### Task prompt
Copy the whole listing below line for line, leaving out the picture.
-- BEGIN --
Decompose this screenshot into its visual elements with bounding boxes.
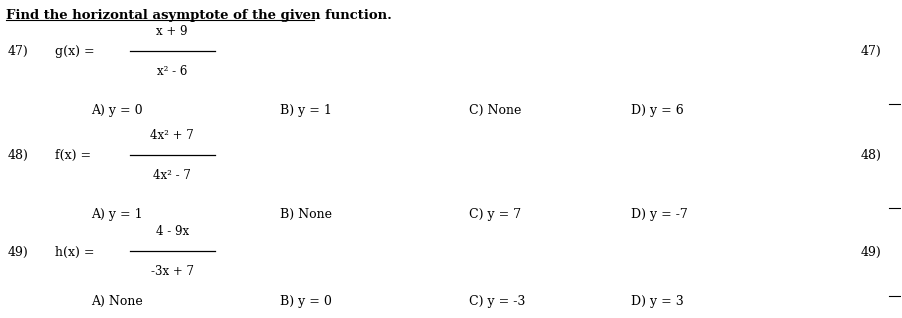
Text: 49): 49) [861,245,881,259]
Text: 48): 48) [8,149,29,162]
Text: C) None: C) None [469,104,521,117]
Text: f(x) =: f(x) = [55,149,91,162]
Text: A) y = 0: A) y = 0 [91,104,143,117]
Text: h(x) =: h(x) = [55,245,95,259]
Text: A) y = 1: A) y = 1 [91,208,143,221]
Text: Find the horizontal asymptote of the given function.: Find the horizontal asymptote of the giv… [6,9,391,22]
Text: C) y = -3: C) y = -3 [469,295,525,308]
Text: x² - 6: x² - 6 [157,65,188,78]
Text: D) y = -7: D) y = -7 [630,208,687,221]
Text: A) None: A) None [91,295,143,308]
Text: 4x² + 7: 4x² + 7 [151,129,194,142]
Text: 47): 47) [861,45,881,58]
Text: C) y = 7: C) y = 7 [469,208,521,221]
Text: D) y = 3: D) y = 3 [630,295,684,308]
Text: -3x + 7: -3x + 7 [151,265,194,278]
Text: 4x² - 7: 4x² - 7 [153,169,191,182]
Text: g(x) =: g(x) = [55,45,95,58]
Text: B) y = 1: B) y = 1 [281,104,332,117]
Text: 48): 48) [861,149,881,162]
Text: D) y = 6: D) y = 6 [630,104,684,117]
Text: 49): 49) [8,245,29,259]
Text: 47): 47) [8,45,29,58]
Text: B) None: B) None [281,208,332,221]
Text: x + 9: x + 9 [156,24,188,38]
Text: 4 - 9x: 4 - 9x [156,225,189,238]
Text: B) y = 0: B) y = 0 [281,295,332,308]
-- END --
### Task output
Decompose this screenshot into its visual elements with bounding boxes.
Text: 49): 49) [861,245,881,259]
Text: 48): 48) [8,149,29,162]
Text: C) None: C) None [469,104,521,117]
Text: f(x) =: f(x) = [55,149,91,162]
Text: A) y = 0: A) y = 0 [91,104,143,117]
Text: h(x) =: h(x) = [55,245,95,259]
Text: A) y = 1: A) y = 1 [91,208,143,221]
Text: Find the horizontal asymptote of the given function.: Find the horizontal asymptote of the giv… [6,9,391,22]
Text: C) y = -3: C) y = -3 [469,295,525,308]
Text: x² - 6: x² - 6 [157,65,188,78]
Text: D) y = -7: D) y = -7 [630,208,687,221]
Text: A) None: A) None [91,295,143,308]
Text: 4x² + 7: 4x² + 7 [151,129,194,142]
Text: 47): 47) [861,45,881,58]
Text: C) y = 7: C) y = 7 [469,208,521,221]
Text: D) y = 3: D) y = 3 [630,295,684,308]
Text: -3x + 7: -3x + 7 [151,265,194,278]
Text: 4x² - 7: 4x² - 7 [153,169,191,182]
Text: g(x) =: g(x) = [55,45,95,58]
Text: B) y = 1: B) y = 1 [281,104,332,117]
Text: 48): 48) [861,149,881,162]
Text: D) y = 6: D) y = 6 [630,104,684,117]
Text: 49): 49) [8,245,29,259]
Text: 47): 47) [8,45,29,58]
Text: B) None: B) None [281,208,332,221]
Text: x + 9: x + 9 [156,24,188,38]
Text: 4 - 9x: 4 - 9x [156,225,189,238]
Text: B) y = 0: B) y = 0 [281,295,332,308]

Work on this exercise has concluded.